What number of lines in the material contain the word "Functieaanduiding"? Give that number alone.

[Stored data entries]
=====

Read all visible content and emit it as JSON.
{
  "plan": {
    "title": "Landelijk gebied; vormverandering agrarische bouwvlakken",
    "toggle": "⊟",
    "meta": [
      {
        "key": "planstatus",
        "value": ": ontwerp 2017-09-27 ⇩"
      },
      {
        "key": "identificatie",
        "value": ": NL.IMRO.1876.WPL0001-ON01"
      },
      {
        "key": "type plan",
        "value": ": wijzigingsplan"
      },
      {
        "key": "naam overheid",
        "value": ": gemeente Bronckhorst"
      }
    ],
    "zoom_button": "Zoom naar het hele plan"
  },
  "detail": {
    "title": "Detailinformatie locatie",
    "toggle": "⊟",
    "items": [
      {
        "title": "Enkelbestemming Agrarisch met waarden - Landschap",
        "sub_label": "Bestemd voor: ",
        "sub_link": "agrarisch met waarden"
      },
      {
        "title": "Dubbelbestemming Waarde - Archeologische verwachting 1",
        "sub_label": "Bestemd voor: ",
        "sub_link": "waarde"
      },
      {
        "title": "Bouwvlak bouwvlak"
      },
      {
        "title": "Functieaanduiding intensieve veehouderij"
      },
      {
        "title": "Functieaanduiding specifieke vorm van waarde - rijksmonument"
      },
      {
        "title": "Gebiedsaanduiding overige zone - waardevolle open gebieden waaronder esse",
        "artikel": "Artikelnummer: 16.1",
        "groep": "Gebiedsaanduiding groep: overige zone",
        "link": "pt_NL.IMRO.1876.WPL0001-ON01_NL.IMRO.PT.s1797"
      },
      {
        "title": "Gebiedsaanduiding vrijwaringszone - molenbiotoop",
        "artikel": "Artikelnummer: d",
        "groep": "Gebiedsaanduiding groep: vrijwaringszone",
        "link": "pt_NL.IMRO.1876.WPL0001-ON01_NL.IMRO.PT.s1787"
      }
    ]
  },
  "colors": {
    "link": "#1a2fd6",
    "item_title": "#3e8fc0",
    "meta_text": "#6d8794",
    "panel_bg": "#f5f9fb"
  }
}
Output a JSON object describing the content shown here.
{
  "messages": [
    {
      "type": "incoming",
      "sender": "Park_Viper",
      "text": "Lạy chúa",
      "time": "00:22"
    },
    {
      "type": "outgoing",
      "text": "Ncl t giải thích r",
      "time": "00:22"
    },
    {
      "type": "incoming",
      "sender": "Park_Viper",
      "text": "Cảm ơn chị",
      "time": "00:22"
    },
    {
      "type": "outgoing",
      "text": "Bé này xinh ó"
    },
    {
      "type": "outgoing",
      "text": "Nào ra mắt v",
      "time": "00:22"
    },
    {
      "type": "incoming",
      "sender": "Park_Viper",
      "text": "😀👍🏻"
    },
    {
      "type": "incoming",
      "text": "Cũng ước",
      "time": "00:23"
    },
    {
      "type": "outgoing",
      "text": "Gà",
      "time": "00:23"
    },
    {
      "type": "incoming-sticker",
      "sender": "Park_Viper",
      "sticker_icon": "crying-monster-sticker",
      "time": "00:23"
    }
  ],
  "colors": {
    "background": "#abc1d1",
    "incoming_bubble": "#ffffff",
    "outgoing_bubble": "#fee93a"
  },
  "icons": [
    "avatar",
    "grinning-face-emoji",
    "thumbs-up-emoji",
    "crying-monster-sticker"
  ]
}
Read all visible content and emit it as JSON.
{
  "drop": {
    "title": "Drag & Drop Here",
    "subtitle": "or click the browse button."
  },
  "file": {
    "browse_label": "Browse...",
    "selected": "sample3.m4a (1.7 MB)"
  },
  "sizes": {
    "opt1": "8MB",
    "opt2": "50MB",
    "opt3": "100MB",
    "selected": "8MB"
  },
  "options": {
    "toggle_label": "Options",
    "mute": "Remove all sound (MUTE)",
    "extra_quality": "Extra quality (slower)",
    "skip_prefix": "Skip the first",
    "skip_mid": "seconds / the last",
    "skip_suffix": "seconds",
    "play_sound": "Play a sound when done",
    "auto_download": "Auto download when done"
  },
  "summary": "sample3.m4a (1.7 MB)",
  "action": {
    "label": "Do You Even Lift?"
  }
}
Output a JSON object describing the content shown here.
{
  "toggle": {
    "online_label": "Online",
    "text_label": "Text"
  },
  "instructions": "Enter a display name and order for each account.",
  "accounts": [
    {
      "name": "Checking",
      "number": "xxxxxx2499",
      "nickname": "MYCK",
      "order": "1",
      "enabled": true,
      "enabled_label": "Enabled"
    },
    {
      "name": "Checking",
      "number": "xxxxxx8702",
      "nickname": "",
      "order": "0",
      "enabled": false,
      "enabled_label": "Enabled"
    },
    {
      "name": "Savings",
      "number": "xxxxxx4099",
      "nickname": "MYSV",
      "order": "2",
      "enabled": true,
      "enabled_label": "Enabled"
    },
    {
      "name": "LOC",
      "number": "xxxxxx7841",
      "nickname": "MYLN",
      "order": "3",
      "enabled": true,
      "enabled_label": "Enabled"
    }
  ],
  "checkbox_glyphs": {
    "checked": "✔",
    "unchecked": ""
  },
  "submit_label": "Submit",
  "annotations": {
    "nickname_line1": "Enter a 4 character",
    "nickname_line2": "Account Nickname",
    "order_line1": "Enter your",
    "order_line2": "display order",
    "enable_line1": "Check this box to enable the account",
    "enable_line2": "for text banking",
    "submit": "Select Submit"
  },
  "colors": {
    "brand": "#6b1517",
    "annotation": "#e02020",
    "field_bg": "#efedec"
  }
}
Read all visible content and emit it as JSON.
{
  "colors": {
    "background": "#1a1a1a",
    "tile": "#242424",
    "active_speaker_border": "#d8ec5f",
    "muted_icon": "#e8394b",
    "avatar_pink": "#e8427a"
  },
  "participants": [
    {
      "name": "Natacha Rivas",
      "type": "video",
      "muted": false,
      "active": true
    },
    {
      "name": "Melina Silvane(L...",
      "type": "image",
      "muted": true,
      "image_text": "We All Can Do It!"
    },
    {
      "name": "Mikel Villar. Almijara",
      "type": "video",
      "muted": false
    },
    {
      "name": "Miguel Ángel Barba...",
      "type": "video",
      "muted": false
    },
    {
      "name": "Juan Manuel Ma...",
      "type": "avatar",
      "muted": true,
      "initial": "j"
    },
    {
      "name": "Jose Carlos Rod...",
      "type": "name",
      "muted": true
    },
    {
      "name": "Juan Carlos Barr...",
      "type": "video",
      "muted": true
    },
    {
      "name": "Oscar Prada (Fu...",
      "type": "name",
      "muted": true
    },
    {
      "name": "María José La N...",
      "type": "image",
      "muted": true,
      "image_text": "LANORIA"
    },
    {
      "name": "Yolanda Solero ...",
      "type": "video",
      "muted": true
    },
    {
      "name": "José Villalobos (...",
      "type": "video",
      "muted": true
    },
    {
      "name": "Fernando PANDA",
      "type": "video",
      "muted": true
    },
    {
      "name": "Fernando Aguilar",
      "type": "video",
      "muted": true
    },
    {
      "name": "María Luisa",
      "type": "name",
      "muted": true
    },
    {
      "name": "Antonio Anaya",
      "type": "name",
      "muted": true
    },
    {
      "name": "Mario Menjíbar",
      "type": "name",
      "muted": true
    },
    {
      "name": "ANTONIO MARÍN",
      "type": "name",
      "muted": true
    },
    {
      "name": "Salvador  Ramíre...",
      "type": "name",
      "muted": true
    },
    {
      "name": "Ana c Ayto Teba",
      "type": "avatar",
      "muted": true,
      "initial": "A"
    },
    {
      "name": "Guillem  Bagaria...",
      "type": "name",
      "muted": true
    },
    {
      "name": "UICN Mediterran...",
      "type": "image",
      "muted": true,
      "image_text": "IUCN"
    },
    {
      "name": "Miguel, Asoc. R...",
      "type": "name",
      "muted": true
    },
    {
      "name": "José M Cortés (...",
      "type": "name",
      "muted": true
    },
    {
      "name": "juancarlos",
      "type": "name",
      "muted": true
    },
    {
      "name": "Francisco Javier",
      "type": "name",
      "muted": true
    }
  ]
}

=====

_Output of the exercise_
2